◆ **WORK REQUIRED**:
Output the material below in full, exactly as it is.

____ THE RECORDS

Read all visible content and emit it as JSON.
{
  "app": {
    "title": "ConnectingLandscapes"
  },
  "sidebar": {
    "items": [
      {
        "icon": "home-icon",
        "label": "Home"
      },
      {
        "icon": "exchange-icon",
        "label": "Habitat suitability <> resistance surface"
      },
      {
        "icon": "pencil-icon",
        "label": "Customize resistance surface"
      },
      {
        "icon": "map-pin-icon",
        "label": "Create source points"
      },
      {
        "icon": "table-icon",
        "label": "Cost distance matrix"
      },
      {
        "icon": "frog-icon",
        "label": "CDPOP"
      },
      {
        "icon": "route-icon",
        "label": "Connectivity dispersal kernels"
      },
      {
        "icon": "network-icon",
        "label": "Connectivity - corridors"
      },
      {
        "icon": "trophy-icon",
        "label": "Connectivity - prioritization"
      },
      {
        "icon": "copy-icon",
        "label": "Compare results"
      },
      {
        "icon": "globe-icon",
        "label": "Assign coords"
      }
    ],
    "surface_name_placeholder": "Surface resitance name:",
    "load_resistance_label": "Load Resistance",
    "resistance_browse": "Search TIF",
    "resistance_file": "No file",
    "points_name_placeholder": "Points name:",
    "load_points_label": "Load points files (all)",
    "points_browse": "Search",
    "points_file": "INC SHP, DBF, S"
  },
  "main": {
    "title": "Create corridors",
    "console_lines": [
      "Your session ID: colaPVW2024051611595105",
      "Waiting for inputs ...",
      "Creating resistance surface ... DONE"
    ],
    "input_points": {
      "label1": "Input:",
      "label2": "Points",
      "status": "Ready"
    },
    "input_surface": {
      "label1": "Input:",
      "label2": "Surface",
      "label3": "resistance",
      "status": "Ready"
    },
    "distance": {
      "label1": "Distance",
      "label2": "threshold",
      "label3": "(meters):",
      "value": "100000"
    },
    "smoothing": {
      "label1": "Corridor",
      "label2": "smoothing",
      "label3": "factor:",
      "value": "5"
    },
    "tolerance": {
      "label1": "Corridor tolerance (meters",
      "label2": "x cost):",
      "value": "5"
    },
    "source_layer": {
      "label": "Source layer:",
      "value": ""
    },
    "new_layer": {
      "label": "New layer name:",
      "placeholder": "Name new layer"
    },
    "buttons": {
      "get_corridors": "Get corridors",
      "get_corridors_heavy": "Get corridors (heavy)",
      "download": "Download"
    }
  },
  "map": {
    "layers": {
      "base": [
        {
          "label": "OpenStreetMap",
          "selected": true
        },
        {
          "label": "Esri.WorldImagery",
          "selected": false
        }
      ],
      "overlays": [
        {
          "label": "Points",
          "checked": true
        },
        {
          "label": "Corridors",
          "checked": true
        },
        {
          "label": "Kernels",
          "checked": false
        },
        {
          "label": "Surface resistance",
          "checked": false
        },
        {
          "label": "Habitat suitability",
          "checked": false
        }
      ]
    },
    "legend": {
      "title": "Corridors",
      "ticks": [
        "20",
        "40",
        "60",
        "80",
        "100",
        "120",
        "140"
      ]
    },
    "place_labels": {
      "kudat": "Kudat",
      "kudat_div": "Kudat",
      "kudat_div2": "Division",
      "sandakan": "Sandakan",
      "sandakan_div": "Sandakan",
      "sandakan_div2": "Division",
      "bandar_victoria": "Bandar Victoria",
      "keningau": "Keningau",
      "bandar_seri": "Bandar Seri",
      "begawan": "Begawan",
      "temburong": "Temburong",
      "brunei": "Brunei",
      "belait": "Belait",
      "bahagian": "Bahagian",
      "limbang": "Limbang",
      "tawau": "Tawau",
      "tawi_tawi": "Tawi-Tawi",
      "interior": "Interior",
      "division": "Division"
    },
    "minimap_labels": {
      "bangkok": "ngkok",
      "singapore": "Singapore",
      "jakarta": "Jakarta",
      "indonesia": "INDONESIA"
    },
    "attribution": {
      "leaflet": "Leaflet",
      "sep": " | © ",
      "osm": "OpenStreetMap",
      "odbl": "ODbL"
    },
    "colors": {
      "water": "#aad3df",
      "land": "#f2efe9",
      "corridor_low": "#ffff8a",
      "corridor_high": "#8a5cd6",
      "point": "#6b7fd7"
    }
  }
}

________

◆ **TASK ANSWER**:
Read all visible content and emit it as JSON.
{
  "app": {
    "title": "ConnectingLandscapes"
  },
  "sidebar": {
    "items": [
      {
        "icon": "home-icon",
        "label": "Home"
      },
      {
        "icon": "exchange-icon",
        "label": "Habitat suitability <> resistance surface"
      },
      {
        "icon": "pencil-icon",
        "label": "Customize resistance surface"
      },
      {
        "icon": "map-pin-icon",
        "label": "Create source points"
      },
      {
        "icon": "table-icon",
        "label": "Cost distance matrix"
      },
      {
        "icon": "frog-icon",
        "label": "CDPOP"
      },
      {
        "icon": "route-icon",
        "label": "Connectivity dispersal kernels"
      },
      {
        "icon": "network-icon",
        "label": "Connectivity - corridors"
      },
      {
        "icon": "trophy-icon",
        "label": "Connectivity - prioritization"
      },
      {
        "icon": "copy-icon",
        "label": "Compare results"
      },
      {
        "icon": "globe-icon",
        "label": "Assign coords"
      }
    ],
    "surface_name_placeholder": "Surface resitance name:",
    "load_resistance_label": "Load Resistance",
    "resistance_browse": "Search TIF",
    "resistance_file": "No file",
    "points_name_placeholder": "Points name:",
    "load_points_label": "Load points files (all)",
    "points_browse": "Search",
    "points_file": "INC SHP, DBF, S"
  },
  "main": {
    "title": "Create corridors",
    "console_lines": [
      "Your session ID: colaPVW2024051611595105",
      "Waiting for inputs ...",
      "Creating resistance surface ... DONE"
    ],
    "input_points": {
      "label1": "Input:",
      "label2": "Points",
      "status": "Ready"
    },
    "input_surface": {
      "label1": "Input:",
      "label2": "Surface",
      "label3": "resistance",
      "status": "Ready"
    },
    "distance": {
      "label1": "Distance",
      "label2": "threshold",
      "label3": "(meters):",
      "value": "100000"
    },
    "smoothing": {
      "label1": "Corridor",
      "label2": "smoothing",
      "label3": "factor:",
      "value": "5"
    },
    "tolerance": {
      "label1": "Corridor tolerance (meters",
      "label2": "x cost):",
      "value": "5"
    },
    "source_layer": {
      "label": "Source layer:",
      "value": ""
    },
    "new_layer": {
      "label": "New layer name:",
      "placeholder": "Name new layer"
    },
    "buttons": {
      "get_corridors": "Get corridors",
      "get_corridors_heavy": "Get corridors (heavy)",
      "download": "Download"
    }
  },
  "map": {
    "layers": {
      "base": [
        {
          "label": "OpenStreetMap",
          "selected": true
        },
        {
          "label": "Esri.WorldImagery",
          "selected": false
        }
      ],
      "overlays": [
        {
          "label": "Points",
          "checked": true
        },
        {
          "label": "Corridors",
          "checked": true
        },
        {
          "label": "Kernels",
          "checked": false
        },
        {
          "label": "Surface resistance",
          "checked": false
        },
        {
          "label": "Habitat suitability",
          "checked": false
        }
      ]
    },
    "legend": {
      "title": "Corridors",
      "ticks": [
        "20",
        "40",
        "60",
        "80",
        "100",
        "120",
        "140"
      ]
    },
    "place_labels": {
      "kudat": "Kudat",
      "kudat_div": "Kudat",
      "kudat_div2": "Division",
      "sandakan": "Sandakan",
      "sandakan_div": "Sandakan",
      "sandakan_div2": "Division",
      "bandar_victoria": "Bandar Victoria",
      "keningau": "Keningau",
      "bandar_seri": "Bandar Seri",
      "begawan": "Begawan",
      "temburong": "Temburong",
      "brunei": "Brunei",
      "belait": "Belait",
      "bahagian": "Bahagian",
      "limbang": "Limbang",
      "tawau": "Tawau",
      "tawi_tawi": "Tawi-Tawi",
      "interior": "Interior",
      "division": "Division"
    },
    "minimap_labels": {
      "bangkok": "ngkok",
      "singapore": "Singapore",
      "jakarta": "Jakarta",
      "indonesia": "INDONESIA"
    },
    "attribution": {
      "leaflet": "Leaflet",
      "sep": " | © ",
      "osm": "OpenStreetMap",
      "odbl": "ODbL"
    },
    "colors": {
      "water": "#aad3df",
      "land": "#f2efe9",
      "corridor_low": "#ffff8a",
      "corridor_high": "#8a5cd6",
      "point": "#6b7fd7"
    }
  }
}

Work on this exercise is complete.